=== Provided data ===

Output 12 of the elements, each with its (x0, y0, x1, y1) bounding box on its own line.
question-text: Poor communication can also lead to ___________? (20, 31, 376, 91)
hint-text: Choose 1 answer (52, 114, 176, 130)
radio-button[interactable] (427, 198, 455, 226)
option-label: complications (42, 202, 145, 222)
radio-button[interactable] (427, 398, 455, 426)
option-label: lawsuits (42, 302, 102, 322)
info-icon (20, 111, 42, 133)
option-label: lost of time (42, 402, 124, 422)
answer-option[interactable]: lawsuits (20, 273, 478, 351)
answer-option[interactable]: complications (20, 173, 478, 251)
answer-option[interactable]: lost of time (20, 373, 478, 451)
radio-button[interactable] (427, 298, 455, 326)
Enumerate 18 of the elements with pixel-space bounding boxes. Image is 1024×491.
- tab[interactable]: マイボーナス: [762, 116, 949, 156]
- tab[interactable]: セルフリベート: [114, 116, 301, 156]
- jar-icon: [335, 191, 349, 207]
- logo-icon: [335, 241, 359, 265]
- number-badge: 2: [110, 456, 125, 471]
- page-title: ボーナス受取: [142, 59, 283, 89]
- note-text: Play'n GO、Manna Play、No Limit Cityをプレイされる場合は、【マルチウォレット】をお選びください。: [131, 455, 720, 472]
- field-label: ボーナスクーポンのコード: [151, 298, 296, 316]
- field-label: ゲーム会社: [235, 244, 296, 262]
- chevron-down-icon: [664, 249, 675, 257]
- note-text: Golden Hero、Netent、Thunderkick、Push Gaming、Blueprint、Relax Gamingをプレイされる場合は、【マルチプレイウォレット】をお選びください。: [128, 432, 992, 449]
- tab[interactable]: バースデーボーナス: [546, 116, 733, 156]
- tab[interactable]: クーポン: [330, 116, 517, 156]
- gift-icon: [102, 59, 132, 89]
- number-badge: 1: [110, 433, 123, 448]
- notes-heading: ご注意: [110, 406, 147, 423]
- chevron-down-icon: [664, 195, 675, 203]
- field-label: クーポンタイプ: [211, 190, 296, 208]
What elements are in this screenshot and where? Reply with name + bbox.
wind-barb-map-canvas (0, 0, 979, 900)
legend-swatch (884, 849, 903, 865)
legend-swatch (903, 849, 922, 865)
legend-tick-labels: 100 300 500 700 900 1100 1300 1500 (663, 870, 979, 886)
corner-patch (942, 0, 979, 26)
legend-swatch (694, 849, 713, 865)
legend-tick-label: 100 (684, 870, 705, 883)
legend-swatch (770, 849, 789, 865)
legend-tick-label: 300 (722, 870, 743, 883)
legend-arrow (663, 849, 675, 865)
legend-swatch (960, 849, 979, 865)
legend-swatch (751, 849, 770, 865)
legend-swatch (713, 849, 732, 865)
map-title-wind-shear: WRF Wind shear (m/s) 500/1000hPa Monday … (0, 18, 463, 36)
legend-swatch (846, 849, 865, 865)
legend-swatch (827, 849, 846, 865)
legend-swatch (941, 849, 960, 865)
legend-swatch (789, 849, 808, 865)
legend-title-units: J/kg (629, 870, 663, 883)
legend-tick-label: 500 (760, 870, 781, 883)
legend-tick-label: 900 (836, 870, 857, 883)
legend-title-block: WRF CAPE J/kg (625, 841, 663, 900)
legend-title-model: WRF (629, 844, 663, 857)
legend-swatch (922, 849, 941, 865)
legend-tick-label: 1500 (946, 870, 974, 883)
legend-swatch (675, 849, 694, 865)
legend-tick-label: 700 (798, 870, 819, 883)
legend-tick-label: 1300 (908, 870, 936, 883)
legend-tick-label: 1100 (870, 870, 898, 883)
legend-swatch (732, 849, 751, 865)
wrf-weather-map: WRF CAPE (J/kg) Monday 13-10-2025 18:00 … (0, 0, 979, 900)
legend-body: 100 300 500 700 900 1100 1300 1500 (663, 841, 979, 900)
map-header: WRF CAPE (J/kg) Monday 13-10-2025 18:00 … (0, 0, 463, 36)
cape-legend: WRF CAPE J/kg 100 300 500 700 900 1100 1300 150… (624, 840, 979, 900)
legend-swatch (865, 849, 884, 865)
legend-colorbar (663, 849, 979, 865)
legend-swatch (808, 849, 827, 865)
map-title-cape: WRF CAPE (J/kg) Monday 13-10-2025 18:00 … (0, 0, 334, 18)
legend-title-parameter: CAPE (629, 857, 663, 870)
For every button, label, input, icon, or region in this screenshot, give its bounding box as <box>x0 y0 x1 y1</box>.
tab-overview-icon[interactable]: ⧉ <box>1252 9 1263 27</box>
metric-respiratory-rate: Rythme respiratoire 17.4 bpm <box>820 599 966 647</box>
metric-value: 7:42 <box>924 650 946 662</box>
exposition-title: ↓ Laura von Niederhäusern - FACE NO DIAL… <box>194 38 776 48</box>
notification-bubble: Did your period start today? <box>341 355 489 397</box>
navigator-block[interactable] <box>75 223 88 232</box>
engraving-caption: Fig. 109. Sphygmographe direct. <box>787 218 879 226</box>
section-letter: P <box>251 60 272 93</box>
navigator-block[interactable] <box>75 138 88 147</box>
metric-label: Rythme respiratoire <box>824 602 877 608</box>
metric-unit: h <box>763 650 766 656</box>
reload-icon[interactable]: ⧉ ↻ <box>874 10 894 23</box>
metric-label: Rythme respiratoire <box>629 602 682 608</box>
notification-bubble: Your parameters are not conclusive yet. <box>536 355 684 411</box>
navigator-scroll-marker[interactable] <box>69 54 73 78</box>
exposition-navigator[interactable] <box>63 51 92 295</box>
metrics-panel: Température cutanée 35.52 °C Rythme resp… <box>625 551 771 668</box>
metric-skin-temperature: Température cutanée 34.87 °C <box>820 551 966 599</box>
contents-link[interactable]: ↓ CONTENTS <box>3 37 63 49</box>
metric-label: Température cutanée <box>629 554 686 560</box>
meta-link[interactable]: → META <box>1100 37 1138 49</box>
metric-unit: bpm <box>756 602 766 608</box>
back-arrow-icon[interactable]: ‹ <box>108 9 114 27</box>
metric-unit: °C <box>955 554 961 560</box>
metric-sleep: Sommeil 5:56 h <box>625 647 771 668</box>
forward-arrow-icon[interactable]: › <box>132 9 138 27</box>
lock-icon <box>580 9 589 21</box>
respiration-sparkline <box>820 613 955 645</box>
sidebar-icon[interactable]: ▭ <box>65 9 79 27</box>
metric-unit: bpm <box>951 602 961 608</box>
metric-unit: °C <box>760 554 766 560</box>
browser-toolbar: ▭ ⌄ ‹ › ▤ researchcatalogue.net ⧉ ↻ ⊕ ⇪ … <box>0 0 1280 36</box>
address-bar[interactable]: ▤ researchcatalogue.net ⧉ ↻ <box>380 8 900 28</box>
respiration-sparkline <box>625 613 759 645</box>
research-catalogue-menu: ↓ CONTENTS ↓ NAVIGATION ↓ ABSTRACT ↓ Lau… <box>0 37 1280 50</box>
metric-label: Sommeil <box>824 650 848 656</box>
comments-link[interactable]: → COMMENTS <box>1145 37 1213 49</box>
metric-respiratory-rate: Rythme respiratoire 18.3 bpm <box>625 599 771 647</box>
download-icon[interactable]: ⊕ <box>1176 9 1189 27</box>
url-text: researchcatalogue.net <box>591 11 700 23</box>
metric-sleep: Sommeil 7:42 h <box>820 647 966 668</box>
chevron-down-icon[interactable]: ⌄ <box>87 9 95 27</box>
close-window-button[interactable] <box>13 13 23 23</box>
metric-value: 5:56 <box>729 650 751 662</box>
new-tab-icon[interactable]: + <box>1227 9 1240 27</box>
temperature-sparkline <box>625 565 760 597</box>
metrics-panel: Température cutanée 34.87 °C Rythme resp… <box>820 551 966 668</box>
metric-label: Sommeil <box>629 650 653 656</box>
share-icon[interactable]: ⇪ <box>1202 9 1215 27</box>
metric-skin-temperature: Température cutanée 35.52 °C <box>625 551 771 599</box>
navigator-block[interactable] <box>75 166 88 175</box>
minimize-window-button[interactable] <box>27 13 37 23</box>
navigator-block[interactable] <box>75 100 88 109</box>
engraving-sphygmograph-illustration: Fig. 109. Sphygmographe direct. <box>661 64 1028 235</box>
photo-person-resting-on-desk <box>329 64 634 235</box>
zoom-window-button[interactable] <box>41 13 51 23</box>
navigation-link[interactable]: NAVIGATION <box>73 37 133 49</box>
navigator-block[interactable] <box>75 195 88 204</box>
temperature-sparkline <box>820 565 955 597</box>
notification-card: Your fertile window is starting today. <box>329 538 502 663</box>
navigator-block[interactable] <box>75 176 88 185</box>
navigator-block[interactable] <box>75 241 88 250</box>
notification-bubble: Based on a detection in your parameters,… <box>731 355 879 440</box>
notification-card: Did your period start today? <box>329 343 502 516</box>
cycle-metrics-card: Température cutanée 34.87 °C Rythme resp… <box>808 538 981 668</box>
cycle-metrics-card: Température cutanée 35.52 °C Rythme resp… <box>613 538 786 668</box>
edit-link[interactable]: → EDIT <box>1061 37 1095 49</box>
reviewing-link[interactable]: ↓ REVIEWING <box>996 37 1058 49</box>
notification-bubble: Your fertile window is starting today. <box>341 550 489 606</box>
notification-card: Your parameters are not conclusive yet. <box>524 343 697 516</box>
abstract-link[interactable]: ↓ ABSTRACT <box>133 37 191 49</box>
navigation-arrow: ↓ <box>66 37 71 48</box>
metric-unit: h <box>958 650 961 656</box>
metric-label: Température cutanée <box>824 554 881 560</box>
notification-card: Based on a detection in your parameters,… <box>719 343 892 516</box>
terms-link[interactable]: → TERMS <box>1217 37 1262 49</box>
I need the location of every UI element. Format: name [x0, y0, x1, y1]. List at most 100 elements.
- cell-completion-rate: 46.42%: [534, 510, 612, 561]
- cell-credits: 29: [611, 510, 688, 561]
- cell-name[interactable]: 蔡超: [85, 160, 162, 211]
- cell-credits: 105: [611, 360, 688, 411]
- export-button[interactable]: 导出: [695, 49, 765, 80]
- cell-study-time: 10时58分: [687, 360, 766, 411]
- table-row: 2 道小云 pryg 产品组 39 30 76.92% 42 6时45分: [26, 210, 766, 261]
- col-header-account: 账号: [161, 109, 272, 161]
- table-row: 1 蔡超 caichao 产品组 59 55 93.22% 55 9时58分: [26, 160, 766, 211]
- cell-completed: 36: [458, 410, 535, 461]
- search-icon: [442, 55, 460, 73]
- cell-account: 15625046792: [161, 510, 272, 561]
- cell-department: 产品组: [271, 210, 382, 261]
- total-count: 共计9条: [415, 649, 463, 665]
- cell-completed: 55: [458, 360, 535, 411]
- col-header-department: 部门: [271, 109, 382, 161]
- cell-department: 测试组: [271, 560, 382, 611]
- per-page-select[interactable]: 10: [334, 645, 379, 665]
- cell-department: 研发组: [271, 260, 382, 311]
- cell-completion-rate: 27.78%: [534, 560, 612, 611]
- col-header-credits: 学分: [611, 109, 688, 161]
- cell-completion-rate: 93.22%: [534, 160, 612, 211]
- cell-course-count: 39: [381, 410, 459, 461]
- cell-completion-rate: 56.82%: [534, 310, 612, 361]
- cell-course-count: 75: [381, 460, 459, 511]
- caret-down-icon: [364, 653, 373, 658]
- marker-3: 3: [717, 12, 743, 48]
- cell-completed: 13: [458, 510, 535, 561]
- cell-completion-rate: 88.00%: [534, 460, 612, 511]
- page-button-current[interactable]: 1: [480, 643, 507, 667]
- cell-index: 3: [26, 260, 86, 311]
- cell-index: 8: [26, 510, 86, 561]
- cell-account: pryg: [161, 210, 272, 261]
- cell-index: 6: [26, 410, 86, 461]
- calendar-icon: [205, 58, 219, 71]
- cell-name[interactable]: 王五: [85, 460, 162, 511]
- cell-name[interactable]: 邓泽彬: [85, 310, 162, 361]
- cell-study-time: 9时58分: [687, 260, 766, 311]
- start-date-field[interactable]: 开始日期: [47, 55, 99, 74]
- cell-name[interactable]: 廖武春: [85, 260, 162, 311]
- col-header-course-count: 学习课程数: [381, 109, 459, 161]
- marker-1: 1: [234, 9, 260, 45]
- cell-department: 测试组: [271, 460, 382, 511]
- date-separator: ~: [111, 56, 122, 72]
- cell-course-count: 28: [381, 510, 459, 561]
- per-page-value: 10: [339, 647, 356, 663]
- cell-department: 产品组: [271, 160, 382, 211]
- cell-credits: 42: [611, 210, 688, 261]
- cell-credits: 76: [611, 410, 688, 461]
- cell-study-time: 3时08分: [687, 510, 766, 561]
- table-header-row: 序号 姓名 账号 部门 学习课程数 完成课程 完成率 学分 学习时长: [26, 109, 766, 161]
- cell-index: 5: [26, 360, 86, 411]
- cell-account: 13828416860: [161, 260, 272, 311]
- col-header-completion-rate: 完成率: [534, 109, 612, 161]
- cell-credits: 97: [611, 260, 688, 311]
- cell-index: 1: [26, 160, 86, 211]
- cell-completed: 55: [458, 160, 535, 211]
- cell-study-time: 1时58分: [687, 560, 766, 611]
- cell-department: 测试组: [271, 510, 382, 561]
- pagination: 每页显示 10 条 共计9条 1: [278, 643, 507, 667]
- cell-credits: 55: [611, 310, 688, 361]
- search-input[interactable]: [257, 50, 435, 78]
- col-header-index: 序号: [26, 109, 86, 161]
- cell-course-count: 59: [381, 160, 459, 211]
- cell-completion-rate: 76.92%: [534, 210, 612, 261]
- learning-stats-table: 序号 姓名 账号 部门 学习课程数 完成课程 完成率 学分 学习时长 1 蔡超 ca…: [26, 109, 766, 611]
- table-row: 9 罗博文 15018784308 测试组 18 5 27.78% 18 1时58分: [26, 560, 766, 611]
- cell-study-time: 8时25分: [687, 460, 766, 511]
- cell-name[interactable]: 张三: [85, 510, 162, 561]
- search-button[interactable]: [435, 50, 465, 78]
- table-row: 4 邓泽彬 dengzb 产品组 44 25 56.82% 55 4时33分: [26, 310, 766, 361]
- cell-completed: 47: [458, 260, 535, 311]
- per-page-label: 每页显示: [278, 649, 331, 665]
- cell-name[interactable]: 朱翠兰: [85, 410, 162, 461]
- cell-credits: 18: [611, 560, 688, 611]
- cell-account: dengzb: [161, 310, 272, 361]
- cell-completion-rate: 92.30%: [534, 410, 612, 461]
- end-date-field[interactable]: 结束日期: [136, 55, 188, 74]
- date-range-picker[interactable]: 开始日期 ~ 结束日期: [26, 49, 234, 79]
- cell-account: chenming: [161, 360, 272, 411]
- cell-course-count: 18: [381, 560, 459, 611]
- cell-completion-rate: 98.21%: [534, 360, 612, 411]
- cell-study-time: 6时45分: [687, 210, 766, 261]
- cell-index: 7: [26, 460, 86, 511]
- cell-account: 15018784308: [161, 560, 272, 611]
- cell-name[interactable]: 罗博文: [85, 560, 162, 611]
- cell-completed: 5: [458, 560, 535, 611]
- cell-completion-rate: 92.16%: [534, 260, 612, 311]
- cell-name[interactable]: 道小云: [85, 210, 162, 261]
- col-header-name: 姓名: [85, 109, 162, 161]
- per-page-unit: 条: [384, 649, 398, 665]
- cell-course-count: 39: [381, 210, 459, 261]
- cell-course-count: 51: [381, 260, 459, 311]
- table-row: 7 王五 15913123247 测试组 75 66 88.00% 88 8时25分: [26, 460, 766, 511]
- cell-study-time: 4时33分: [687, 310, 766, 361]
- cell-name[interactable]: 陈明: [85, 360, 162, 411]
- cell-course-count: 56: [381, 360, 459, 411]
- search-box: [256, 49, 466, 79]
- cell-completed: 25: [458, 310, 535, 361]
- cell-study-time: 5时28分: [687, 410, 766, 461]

===

Do this
Reproduce the records verbatim, starting from the very first line and continuing through the line that contains "option-label: lost of", including that line.

Task response
Output 12 of the elements, each with its (x0, y0, x1, y1) bounding box on its own line.
question-text: Poor communication can also lead to ___________? (20, 31, 376, 91)
hint-text: Choose 1 answer (52, 114, 176, 130)
radio-button[interactable] (427, 198, 455, 226)
option-label: complications (42, 202, 145, 222)
radio-button[interactable] (427, 398, 455, 426)
option-label: lawsuits (42, 302, 102, 322)
info-icon (20, 111, 42, 133)
option-label: lost of time (42, 402, 124, 422)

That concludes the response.